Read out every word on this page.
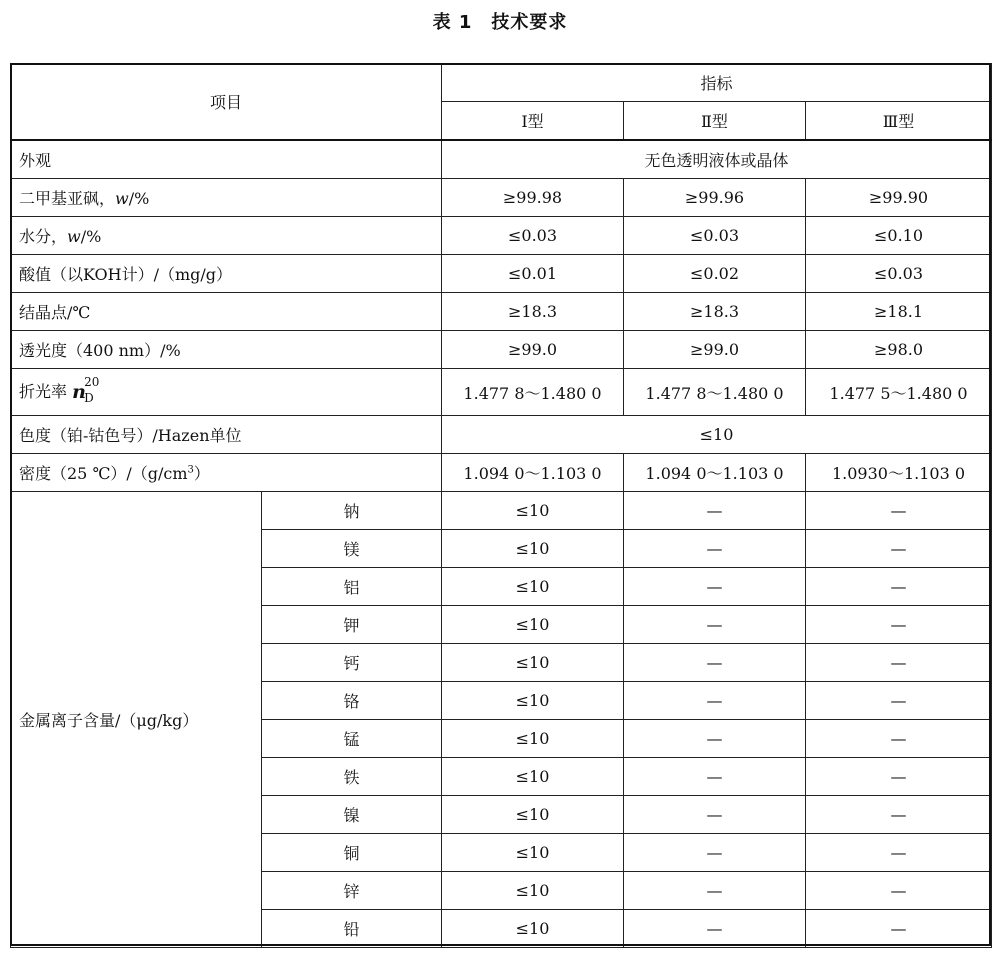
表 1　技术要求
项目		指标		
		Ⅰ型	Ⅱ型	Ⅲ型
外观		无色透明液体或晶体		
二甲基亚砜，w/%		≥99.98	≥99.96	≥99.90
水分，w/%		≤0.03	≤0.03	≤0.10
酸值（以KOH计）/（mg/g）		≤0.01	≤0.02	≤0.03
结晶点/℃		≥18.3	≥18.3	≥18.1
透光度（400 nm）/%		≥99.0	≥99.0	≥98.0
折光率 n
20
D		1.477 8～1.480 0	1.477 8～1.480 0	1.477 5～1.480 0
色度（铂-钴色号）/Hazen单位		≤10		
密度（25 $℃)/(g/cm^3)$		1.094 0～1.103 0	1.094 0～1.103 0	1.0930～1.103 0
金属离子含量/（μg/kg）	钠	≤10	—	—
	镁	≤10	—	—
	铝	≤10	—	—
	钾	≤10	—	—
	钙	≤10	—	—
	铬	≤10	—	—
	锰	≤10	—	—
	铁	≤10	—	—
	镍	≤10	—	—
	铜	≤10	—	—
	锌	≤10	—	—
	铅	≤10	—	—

________________________________________

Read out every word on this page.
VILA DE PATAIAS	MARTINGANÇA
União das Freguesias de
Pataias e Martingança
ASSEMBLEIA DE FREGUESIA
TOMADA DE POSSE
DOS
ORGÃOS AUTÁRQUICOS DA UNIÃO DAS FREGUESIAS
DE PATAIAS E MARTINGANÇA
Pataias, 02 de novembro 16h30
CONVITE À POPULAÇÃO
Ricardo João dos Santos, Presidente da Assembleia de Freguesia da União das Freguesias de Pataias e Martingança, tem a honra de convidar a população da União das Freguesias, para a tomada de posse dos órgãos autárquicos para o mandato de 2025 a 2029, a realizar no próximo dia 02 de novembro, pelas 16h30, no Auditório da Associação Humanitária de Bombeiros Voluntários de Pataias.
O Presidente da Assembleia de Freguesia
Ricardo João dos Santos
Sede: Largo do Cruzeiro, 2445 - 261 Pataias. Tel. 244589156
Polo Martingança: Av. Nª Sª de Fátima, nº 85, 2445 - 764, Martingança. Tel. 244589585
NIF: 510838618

________________________________________

● WHAT THE TASK REQUIRES: Pull every line containing "novembro" from the data.

● THE COMPLETED TASK:
Pataias, 02 de novembro 16h30
Ricardo João dos Santos, Presidente da Assembleia de Freguesia da União das Freguesias de Pataias e Martingança, tem a honra de convidar a população da União das Freguesias, para a tomada de posse dos órgãos autárquicos para o mandato de 2025 a 2029, a realizar no próximo dia 02 de novembro, pelas 16h30, no Auditório da Associação Humanitária de Bombeiros Voluntários de Pataias.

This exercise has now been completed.